··· PROVIDED DATA

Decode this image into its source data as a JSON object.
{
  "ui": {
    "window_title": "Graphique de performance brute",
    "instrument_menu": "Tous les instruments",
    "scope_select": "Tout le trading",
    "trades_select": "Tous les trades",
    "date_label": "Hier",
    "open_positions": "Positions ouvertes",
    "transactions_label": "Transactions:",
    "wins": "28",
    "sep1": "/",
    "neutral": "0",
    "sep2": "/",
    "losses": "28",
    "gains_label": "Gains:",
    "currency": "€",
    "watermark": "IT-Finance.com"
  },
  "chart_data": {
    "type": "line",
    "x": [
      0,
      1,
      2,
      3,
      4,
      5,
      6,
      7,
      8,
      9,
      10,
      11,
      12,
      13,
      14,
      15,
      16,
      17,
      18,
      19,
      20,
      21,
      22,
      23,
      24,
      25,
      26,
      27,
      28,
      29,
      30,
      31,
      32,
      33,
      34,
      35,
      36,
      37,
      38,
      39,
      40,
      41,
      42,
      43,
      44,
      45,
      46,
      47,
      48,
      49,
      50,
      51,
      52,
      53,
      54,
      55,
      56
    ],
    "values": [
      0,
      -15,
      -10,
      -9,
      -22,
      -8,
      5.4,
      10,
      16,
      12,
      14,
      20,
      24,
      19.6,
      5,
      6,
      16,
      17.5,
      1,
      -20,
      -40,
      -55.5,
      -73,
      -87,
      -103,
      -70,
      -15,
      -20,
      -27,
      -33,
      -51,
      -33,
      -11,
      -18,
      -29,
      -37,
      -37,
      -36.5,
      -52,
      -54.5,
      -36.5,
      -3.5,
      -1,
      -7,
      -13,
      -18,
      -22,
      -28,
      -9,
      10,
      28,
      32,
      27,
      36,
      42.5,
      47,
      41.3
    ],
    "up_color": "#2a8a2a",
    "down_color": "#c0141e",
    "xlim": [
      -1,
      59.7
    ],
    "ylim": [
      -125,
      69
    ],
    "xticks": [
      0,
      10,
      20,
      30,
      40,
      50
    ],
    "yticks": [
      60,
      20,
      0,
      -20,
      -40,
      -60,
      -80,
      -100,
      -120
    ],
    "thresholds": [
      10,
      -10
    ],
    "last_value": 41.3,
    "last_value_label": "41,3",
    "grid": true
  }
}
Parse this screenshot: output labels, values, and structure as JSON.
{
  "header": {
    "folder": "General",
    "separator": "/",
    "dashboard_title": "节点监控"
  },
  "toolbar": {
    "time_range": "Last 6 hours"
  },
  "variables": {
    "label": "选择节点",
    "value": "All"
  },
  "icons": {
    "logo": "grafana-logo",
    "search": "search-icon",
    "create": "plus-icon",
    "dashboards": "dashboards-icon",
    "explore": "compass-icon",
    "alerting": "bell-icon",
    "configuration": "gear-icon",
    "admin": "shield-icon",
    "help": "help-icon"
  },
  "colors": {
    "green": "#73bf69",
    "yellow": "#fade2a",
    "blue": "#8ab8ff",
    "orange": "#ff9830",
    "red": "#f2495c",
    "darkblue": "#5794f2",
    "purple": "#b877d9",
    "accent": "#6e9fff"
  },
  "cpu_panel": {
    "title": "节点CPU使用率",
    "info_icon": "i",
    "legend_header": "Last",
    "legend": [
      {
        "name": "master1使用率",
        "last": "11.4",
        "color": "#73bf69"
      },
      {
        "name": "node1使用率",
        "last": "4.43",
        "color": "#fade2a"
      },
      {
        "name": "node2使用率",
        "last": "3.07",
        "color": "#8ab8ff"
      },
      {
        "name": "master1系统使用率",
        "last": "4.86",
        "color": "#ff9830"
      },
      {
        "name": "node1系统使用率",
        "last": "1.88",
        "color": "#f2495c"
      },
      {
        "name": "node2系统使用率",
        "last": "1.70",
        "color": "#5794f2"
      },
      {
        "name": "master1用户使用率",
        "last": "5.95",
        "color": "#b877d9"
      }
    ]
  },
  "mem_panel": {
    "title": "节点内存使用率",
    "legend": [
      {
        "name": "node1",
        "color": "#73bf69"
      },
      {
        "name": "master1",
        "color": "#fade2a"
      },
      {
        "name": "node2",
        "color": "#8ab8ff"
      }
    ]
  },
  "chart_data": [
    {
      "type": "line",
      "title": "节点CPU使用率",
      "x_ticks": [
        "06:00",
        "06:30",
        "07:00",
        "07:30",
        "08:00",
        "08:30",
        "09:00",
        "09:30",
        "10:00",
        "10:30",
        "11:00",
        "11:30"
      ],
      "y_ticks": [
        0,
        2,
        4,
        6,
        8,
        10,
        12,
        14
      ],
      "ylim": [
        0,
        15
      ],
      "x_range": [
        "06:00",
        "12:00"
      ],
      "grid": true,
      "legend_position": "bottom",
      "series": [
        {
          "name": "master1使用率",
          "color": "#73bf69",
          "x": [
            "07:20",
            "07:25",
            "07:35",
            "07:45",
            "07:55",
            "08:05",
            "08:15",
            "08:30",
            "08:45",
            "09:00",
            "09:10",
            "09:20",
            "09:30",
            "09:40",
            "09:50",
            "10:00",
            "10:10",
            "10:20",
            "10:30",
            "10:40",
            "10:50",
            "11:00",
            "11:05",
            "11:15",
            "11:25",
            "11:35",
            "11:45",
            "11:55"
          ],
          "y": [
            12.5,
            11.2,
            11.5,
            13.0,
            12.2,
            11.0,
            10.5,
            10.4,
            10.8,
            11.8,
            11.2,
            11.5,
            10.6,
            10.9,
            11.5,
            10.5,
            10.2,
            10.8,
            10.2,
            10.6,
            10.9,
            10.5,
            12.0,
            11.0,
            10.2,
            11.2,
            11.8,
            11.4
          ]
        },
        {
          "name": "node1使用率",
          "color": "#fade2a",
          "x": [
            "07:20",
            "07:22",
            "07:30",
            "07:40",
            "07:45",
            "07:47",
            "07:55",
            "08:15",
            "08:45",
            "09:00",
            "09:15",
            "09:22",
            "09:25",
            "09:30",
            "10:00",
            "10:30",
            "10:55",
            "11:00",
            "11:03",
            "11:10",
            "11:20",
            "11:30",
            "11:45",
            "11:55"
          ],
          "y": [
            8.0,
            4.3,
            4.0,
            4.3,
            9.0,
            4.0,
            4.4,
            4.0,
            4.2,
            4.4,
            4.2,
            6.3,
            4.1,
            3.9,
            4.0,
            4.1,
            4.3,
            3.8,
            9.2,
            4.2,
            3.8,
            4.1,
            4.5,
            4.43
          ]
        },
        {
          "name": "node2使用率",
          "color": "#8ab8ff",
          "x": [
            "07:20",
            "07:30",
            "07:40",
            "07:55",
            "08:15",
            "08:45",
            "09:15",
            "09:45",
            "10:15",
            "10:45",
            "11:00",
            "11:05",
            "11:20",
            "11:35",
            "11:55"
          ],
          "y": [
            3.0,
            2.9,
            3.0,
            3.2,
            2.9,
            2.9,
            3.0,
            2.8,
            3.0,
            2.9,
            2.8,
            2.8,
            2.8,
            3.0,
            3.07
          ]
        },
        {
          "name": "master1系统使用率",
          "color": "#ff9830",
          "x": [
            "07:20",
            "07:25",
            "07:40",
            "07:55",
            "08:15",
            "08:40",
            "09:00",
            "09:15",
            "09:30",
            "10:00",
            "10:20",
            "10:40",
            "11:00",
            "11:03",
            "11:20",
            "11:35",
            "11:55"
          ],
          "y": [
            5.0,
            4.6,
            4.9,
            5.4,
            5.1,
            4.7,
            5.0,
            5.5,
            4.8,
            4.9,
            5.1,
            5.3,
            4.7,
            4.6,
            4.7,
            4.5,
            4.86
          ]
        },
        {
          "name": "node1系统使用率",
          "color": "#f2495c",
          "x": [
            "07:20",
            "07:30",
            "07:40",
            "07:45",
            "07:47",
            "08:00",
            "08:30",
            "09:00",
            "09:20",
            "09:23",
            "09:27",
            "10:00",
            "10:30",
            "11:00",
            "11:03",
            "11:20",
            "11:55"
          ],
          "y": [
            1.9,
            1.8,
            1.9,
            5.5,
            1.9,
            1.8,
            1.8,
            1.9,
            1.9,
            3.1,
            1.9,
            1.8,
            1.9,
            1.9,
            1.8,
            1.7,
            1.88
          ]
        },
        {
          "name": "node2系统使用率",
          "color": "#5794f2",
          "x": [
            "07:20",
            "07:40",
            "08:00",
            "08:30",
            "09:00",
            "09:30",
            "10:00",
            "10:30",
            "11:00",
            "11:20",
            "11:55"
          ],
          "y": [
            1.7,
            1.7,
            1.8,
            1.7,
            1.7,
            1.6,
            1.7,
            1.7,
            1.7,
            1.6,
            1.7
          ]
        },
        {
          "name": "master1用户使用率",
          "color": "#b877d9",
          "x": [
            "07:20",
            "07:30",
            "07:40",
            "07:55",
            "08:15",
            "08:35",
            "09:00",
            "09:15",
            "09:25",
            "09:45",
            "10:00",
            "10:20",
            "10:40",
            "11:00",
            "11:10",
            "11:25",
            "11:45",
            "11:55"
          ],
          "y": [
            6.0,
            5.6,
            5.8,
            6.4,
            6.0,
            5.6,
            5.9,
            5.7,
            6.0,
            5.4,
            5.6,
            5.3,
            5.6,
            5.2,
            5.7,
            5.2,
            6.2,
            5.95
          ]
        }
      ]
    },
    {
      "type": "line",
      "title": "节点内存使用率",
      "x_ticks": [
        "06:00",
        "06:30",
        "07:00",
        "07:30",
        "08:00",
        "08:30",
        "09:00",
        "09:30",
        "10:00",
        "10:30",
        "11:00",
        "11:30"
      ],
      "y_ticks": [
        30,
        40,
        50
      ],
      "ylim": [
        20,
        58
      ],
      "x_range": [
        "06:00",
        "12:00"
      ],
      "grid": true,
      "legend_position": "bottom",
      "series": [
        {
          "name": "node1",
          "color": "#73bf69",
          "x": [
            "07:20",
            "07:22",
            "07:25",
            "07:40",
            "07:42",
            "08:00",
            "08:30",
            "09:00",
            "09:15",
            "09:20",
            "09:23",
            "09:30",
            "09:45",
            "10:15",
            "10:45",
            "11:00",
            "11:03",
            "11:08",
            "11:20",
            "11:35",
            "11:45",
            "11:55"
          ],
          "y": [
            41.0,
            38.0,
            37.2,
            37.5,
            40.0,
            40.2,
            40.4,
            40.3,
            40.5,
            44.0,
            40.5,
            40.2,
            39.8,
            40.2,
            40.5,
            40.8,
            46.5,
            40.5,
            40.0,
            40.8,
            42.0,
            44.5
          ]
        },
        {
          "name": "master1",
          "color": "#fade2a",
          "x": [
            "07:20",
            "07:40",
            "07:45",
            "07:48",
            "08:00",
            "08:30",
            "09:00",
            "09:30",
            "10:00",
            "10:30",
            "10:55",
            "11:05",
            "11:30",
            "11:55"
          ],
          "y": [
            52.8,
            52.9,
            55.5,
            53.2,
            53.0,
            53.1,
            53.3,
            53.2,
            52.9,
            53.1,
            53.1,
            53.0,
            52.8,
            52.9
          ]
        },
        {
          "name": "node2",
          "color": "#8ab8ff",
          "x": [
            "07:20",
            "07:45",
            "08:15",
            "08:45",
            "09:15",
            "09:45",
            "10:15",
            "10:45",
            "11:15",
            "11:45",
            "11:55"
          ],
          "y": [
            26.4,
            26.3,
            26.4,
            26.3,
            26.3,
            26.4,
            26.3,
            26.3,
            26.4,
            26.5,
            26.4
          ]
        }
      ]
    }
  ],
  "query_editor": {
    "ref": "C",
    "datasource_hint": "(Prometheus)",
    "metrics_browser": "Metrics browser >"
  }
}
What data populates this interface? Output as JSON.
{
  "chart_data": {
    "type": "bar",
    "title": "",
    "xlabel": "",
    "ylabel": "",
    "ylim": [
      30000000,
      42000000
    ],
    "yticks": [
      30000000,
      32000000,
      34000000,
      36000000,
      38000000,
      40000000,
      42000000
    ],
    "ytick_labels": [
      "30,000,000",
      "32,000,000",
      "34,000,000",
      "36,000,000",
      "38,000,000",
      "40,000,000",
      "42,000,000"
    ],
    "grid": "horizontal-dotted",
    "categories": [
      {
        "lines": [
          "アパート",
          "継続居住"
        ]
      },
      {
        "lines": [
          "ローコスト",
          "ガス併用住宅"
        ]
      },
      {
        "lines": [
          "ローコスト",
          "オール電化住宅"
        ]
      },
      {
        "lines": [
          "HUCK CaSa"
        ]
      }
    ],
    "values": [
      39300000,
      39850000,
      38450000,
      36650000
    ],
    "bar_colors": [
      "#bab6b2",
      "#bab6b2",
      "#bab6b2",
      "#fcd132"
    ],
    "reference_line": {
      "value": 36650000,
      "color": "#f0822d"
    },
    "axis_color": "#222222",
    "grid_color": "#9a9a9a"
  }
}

······

WHAT YOU SHOULD DO> Reproduce the lines from the one containing "What data populates" to the end of the entries, keeping both ends and adding nothing.

EXPECTED ANSWER>
What data populates this interface? Output as JSON.
{
  "chart_data": {
    "type": "bar",
    "title": "",
    "xlabel": "",
    "ylabel": "",
    "ylim": [
      30000000,
      42000000
    ],
    "yticks": [
      30000000,
      32000000,
      34000000,
      36000000,
      38000000,
      40000000,
      42000000
    ],
    "ytick_labels": [
      "30,000,000",
      "32,000,000",
      "34,000,000",
      "36,000,000",
      "38,000,000",
      "40,000,000",
      "42,000,000"
    ],
    "grid": "horizontal-dotted",
    "categories": [
      {
        "lines": [
          "アパート",
          "継続居住"
        ]
      },
      {
        "lines": [
          "ローコスト",
          "ガス併用住宅"
        ]
      },
      {
        "lines": [
          "ローコスト",
          "オール電化住宅"
        ]
      },
      {
        "lines": [
          "HUCK CaSa"
        ]
      }
    ],
    "values": [
      39300000,
      39850000,
      38450000,
      36650000
    ],
    "bar_colors": [
      "#bab6b2",
      "#bab6b2",
      "#bab6b2",
      "#fcd132"
    ],
    "reference_line": {
      "value": 36650000,
      "color": "#f0822d"
    },
    "axis_color": "#222222",
    "grid_color": "#9a9a9a"
  }
}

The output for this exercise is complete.